== THE EXERCISE ==
The records that follow must be reproduced in full, exactly as written.

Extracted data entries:
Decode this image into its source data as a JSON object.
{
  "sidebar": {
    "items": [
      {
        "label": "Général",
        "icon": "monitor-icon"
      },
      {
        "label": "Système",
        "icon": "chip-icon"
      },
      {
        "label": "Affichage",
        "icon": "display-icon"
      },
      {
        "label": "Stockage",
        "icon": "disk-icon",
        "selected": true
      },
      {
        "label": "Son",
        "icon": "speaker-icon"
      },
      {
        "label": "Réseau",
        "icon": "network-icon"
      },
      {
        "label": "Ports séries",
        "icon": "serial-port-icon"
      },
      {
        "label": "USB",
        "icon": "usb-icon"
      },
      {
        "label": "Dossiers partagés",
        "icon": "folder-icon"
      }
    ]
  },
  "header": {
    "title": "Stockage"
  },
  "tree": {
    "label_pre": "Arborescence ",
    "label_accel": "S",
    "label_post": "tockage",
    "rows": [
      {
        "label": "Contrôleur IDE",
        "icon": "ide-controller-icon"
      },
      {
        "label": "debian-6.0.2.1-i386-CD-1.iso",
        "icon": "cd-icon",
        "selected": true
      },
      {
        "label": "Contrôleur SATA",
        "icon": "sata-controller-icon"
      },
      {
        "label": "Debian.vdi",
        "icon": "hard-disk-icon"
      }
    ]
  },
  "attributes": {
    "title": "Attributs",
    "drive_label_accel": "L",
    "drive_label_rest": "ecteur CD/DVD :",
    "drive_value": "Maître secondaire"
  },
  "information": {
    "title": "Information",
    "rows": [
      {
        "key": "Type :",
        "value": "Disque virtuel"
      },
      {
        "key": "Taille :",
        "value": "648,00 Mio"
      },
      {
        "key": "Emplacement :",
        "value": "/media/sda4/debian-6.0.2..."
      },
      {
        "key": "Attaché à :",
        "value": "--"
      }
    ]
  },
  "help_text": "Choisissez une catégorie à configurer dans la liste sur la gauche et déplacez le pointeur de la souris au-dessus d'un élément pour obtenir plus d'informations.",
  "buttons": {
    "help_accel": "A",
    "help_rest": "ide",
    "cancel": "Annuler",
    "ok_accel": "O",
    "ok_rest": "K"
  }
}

== OUTPUT FOR THIS EXERCISE ==
Decode this image into its source data as a JSON object.
{
  "sidebar": {
    "items": [
      {
        "label": "Général",
        "icon": "monitor-icon"
      },
      {
        "label": "Système",
        "icon": "chip-icon"
      },
      {
        "label": "Affichage",
        "icon": "display-icon"
      },
      {
        "label": "Stockage",
        "icon": "disk-icon",
        "selected": true
      },
      {
        "label": "Son",
        "icon": "speaker-icon"
      },
      {
        "label": "Réseau",
        "icon": "network-icon"
      },
      {
        "label": "Ports séries",
        "icon": "serial-port-icon"
      },
      {
        "label": "USB",
        "icon": "usb-icon"
      },
      {
        "label": "Dossiers partagés",
        "icon": "folder-icon"
      }
    ]
  },
  "header": {
    "title": "Stockage"
  },
  "tree": {
    "label_pre": "Arborescence ",
    "label_accel": "S",
    "label_post": "tockage",
    "rows": [
      {
        "label": "Contrôleur IDE",
        "icon": "ide-controller-icon"
      },
      {
        "label": "debian-6.0.2.1-i386-CD-1.iso",
        "icon": "cd-icon",
        "selected": true
      },
      {
        "label": "Contrôleur SATA",
        "icon": "sata-controller-icon"
      },
      {
        "label": "Debian.vdi",
        "icon": "hard-disk-icon"
      }
    ]
  },
  "attributes": {
    "title": "Attributs",
    "drive_label_accel": "L",
    "drive_label_rest": "ecteur CD/DVD :",
    "drive_value": "Maître secondaire"
  },
  "information": {
    "title": "Information",
    "rows": [
      {
        "key": "Type :",
        "value": "Disque virtuel"
      },
      {
        "key": "Taille :",
        "value": "648,00 Mio"
      },
      {
        "key": "Emplacement :",
        "value": "/media/sda4/debian-6.0.2..."
      },
      {
        "key": "Attaché à :",
        "value": "--"
      }
    ]
  },
  "help_text": "Choisissez une catégorie à configurer dans la liste sur la gauche et déplacez le pointeur de la souris au-dessus d'un élément pour obtenir plus d'informations.",
  "buttons": {
    "help_accel": "A",
    "help_rest": "ide",
    "cancel": "Annuler",
    "ok_accel": "O",
    "ok_rest": "K"
  }
}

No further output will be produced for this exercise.